What you should do: Extract every line of the material below and reproduce it faithfully.

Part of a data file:

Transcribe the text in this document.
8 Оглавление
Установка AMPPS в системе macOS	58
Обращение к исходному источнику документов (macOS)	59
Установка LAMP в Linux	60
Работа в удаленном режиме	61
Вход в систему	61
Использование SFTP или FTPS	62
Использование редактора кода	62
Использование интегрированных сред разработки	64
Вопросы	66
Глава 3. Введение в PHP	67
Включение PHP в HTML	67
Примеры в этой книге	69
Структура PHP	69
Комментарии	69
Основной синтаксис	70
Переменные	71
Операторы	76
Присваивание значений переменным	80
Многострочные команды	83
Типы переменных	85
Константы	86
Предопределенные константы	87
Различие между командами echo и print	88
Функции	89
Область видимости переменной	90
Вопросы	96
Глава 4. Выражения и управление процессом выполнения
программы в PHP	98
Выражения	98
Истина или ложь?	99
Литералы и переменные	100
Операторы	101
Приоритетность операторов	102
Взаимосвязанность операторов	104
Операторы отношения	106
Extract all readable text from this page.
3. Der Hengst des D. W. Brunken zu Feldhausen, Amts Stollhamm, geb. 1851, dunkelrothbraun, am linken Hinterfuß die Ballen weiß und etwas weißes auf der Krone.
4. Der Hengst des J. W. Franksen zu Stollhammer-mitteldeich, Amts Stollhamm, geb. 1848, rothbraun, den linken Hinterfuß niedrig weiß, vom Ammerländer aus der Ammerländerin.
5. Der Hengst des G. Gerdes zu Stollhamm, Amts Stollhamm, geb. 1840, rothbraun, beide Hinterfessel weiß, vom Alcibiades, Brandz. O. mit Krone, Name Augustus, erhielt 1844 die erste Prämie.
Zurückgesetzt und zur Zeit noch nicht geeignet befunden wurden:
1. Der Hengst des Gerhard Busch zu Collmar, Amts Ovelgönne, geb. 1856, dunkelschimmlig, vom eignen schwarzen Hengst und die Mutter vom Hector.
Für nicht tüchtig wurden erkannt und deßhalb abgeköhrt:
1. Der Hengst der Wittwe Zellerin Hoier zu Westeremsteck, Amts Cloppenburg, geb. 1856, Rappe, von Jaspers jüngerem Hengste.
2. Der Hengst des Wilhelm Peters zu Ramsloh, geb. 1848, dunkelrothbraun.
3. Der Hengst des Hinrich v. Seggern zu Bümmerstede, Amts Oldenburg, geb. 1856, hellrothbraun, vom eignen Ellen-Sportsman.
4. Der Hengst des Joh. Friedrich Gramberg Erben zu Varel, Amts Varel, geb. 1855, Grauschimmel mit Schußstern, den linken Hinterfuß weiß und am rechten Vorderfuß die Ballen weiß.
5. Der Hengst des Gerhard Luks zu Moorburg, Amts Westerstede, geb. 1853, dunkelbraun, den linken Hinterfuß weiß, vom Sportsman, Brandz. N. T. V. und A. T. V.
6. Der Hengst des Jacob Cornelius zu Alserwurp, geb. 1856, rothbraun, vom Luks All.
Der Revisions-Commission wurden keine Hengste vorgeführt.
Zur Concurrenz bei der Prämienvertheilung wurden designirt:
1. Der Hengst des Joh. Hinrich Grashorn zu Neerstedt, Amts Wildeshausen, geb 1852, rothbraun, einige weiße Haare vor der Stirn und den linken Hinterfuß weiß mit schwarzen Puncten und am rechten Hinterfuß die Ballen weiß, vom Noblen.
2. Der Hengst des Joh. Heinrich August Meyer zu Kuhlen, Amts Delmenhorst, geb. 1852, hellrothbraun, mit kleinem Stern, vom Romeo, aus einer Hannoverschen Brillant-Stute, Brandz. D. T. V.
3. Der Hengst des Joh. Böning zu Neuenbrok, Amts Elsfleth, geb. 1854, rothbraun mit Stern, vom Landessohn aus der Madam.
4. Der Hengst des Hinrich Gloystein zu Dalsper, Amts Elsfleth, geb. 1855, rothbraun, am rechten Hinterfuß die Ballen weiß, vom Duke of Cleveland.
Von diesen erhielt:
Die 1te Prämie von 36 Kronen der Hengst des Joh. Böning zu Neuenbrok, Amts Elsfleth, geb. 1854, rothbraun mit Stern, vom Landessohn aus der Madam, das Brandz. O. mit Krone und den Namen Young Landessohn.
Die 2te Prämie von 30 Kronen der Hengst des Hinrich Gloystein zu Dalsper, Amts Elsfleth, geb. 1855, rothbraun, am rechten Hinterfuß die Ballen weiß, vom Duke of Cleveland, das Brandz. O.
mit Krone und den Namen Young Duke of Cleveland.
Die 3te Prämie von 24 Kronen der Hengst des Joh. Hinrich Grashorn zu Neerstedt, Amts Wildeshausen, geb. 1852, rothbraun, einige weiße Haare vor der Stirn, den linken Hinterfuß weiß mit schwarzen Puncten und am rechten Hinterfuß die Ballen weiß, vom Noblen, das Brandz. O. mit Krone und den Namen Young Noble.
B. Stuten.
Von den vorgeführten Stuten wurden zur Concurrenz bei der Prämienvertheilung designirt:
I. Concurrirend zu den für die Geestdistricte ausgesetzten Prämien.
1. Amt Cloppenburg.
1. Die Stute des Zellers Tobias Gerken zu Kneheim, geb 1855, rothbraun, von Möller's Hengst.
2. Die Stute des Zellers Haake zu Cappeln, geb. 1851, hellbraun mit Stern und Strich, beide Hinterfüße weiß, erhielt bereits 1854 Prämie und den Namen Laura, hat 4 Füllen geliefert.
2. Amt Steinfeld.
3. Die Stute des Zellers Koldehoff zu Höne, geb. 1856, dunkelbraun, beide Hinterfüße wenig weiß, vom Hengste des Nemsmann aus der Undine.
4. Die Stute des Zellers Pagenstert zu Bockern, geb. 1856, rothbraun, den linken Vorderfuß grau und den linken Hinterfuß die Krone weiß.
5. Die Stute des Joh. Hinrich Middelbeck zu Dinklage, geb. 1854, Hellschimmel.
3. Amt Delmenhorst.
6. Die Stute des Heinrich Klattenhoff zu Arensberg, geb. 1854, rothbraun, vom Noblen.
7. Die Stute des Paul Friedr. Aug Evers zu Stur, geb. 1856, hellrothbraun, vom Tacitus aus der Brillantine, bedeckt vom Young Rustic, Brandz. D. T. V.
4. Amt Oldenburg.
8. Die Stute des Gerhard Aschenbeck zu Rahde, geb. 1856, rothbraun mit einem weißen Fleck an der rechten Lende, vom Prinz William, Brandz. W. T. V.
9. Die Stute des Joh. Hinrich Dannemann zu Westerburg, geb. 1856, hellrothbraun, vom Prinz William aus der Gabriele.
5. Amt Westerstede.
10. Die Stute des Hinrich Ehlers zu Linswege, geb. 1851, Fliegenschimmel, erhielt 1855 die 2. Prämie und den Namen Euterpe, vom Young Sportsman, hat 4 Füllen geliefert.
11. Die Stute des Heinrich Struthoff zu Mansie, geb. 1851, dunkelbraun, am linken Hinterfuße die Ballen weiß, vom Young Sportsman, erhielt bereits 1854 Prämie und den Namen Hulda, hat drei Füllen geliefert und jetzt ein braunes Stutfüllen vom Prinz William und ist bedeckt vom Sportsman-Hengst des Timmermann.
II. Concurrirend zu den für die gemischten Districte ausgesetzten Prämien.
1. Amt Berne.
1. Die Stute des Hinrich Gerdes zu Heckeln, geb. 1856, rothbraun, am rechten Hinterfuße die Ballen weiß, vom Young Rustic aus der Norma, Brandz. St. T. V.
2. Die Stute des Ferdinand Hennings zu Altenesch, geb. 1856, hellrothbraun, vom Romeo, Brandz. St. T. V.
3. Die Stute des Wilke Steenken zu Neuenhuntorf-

Finished task:
Transcribe the text in this document.
8 Оглавление
Установка AMPPS в системе macOS	58
Обращение к исходному источнику документов (macOS)	59
Установка LAMP в Linux	60
Работа в удаленном режиме	61
Вход в систему	61
Использование SFTP или FTPS	62
Использование редактора кода	62
Использование интегрированных сред разработки	64
Вопросы	66
Глава 3. Введение в PHP	67
Включение PHP в HTML	67
Примеры в этой книге	69
Структура PHP	69
Комментарии	69
Основной синтаксис	70
Переменные	71
Операторы	76
Присваивание значений переменным	80
Многострочные команды	83
Типы переменных	85
Константы	86
Предопределенные константы	87
Различие между командами echo и print	88
Функции	89
Область видимости переменной	90
Вопросы	96
Глава 4. Выражения и управление процессом выполнения
программы в PHP	98
Выражения	98
Истина или ложь?	99
Литералы и переменные	100
Операторы	101
Приоритетность операторов	102
Взаимосвязанность операторов	104
Операторы отношения	106
Extract all readable text from this page.
3. Der Hengst des D. W. Brunken zu Feldhausen, Amts Stollhamm, geb. 1851, dunkelrothbraun, am linken Hinterfuß die Ballen weiß und etwas weißes auf der Krone.
4. Der Hengst des J. W. Franksen zu Stollhammer-mitteldeich, Amts Stollhamm, geb. 1848, rothbraun, den linken Hinterfuß niedrig weiß, vom Ammerländer aus der Ammerländerin.
5. Der Hengst des G. Gerdes zu Stollhamm, Amts Stollhamm, geb. 1840, rothbraun, beide Hinterfessel weiß, vom Alcibiades, Brandz. O. mit Krone, Name Augustus, erhielt 1844 die erste Prämie.
Zurückgesetzt und zur Zeit noch nicht geeignet befunden wurden:
1. Der Hengst des Gerhard Busch zu Collmar, Amts Ovelgönne, geb. 1856, dunkelschimmlig, vom eignen schwarzen Hengst und die Mutter vom Hector.
Für nicht tüchtig wurden erkannt und deßhalb abgeköhrt:
1. Der Hengst der Wittwe Zellerin Hoier zu Westeremsteck, Amts Cloppenburg, geb. 1856, Rappe, von Jaspers jüngerem Hengste.
2. Der Hengst des Wilhelm Peters zu Ramsloh, geb. 1848, dunkelrothbraun.
3. Der Hengst des Hinrich v. Seggern zu Bümmerstede, Amts Oldenburg, geb. 1856, hellrothbraun, vom eignen Ellen-Sportsman.
4. Der Hengst des Joh. Friedrich Gramberg Erben zu Varel, Amts Varel, geb. 1855, Grauschimmel mit Schußstern, den linken Hinterfuß weiß und am rechten Vorderfuß die Ballen weiß.
5. Der Hengst des Gerhard Luks zu Moorburg, Amts Westerstede, geb. 1853, dunkelbraun, den linken Hinterfuß weiß, vom Sportsman, Brandz. N. T. V. und A. T. V.
6. Der Hengst des Jacob Cornelius zu Alserwurp, geb. 1856, rothbraun, vom Luks All.
Der Revisions-Commission wurden keine Hengste vorgeführt.
Zur Concurrenz bei der Prämienvertheilung wurden designirt:
1. Der Hengst des Joh. Hinrich Grashorn zu Neerstedt, Amts Wildeshausen, geb 1852, rothbraun, einige weiße Haare vor der Stirn und den linken Hinterfuß weiß mit schwarzen Puncten und am rechten Hinterfuß die Ballen weiß, vom Noblen.
2. Der Hengst des Joh. Heinrich August Meyer zu Kuhlen, Amts Delmenhorst, geb. 1852, hellrothbraun, mit kleinem Stern, vom Romeo, aus einer Hannoverschen Brillant-Stute, Brandz. D. T. V.
3. Der Hengst des Joh. Böning zu Neuenbrok, Amts Elsfleth, geb. 1854, rothbraun mit Stern, vom Landessohn aus der Madam.
4. Der Hengst des Hinrich Gloystein zu Dalsper, Amts Elsfleth, geb. 1855, rothbraun, am rechten Hinterfuß die Ballen weiß, vom Duke of Cleveland.
Von diesen erhielt:
Die 1te Prämie von 36 Kronen der Hengst des Joh. Böning zu Neuenbrok, Amts Elsfleth, geb. 1854, rothbraun mit Stern, vom Landessohn aus der Madam, das Brandz. O. mit Krone und den Namen Young Landessohn.
Die 2te Prämie von 30 Kronen der Hengst des Hinrich Gloystein zu Dalsper, Amts Elsfleth, geb. 1855, rothbraun, am rechten Hinterfuß die Ballen weiß, vom Duke of Cleveland, das Brandz. O.
mit Krone und den Namen Young Duke of Cleveland.
Die 3te Prämie von 24 Kronen der Hengst des Joh. Hinrich Grashorn zu Neerstedt, Amts Wildeshausen, geb. 1852, rothbraun, einige weiße Haare vor der Stirn, den linken Hinterfuß weiß mit schwarzen Puncten und am rechten Hinterfuß die Ballen weiß, vom Noblen, das Brandz. O. mit Krone und den Namen Young Noble.
B. Stuten.
Von den vorgeführten Stuten wurden zur Concurrenz bei der Prämienvertheilung designirt:
I. Concurrirend zu den für die Geestdistricte ausgesetzten Prämien.
1. Amt Cloppenburg.
1. Die Stute des Zellers Tobias Gerken zu Kneheim, geb 1855, rothbraun, von Möller's Hengst.
2. Die Stute des Zellers Haake zu Cappeln, geb. 1851, hellbraun mit Stern und Strich, beide Hinterfüße weiß, erhielt bereits 1854 Prämie und den Namen Laura, hat 4 Füllen geliefert.
2. Amt Steinfeld.
3. Die Stute des Zellers Koldehoff zu Höne, geb. 1856, dunkelbraun, beide Hinterfüße wenig weiß, vom Hengste des Nemsmann aus der Undine.
4. Die Stute des Zellers Pagenstert zu Bockern, geb. 1856, rothbraun, den linken Vorderfuß grau und den linken Hinterfuß die Krone weiß.
5. Die Stute des Joh. Hinrich Middelbeck zu Dinklage, geb. 1854, Hellschimmel.
3. Amt Delmenhorst.
6. Die Stute des Heinrich Klattenhoff zu Arensberg, geb. 1854, rothbraun, vom Noblen.
7. Die Stute des Paul Friedr. Aug Evers zu Stur, geb. 1856, hellrothbraun, vom Tacitus aus der Brillantine, bedeckt vom Young Rustic, Brandz. D. T. V.
4. Amt Oldenburg.
8. Die Stute des Gerhard Aschenbeck zu Rahde, geb. 1856, rothbraun mit einem weißen Fleck an der rechten Lende, vom Prinz William, Brandz. W. T. V.
9. Die Stute des Joh. Hinrich Dannemann zu Westerburg, geb. 1856, hellrothbraun, vom Prinz William aus der Gabriele.
5. Amt Westerstede.
10. Die Stute des Hinrich Ehlers zu Linswege, geb. 1851, Fliegenschimmel, erhielt 1855 die 2. Prämie und den Namen Euterpe, vom Young Sportsman, hat 4 Füllen geliefert.
11. Die Stute des Heinrich Struthoff zu Mansie, geb. 1851, dunkelbraun, am linken Hinterfuße die Ballen weiß, vom Young Sportsman, erhielt bereits 1854 Prämie und den Namen Hulda, hat drei Füllen geliefert und jetzt ein braunes Stutfüllen vom Prinz William und ist bedeckt vom Sportsman-Hengst des Timmermann.
II. Concurrirend zu den für die gemischten Districte ausgesetzten Prämien.
1. Amt Berne.
1. Die Stute des Hinrich Gerdes zu Heckeln, geb. 1856, rothbraun, am rechten Hinterfuße die Ballen weiß, vom Young Rustic aus der Norma, Brandz. St. T. V.
2. Die Stute des Ferdinand Hennings zu Altenesch, geb. 1856, hellrothbraun, vom Romeo, Brandz. St. T. V.
3. Die Stute des Wilke Steenken zu Neuenhuntorf-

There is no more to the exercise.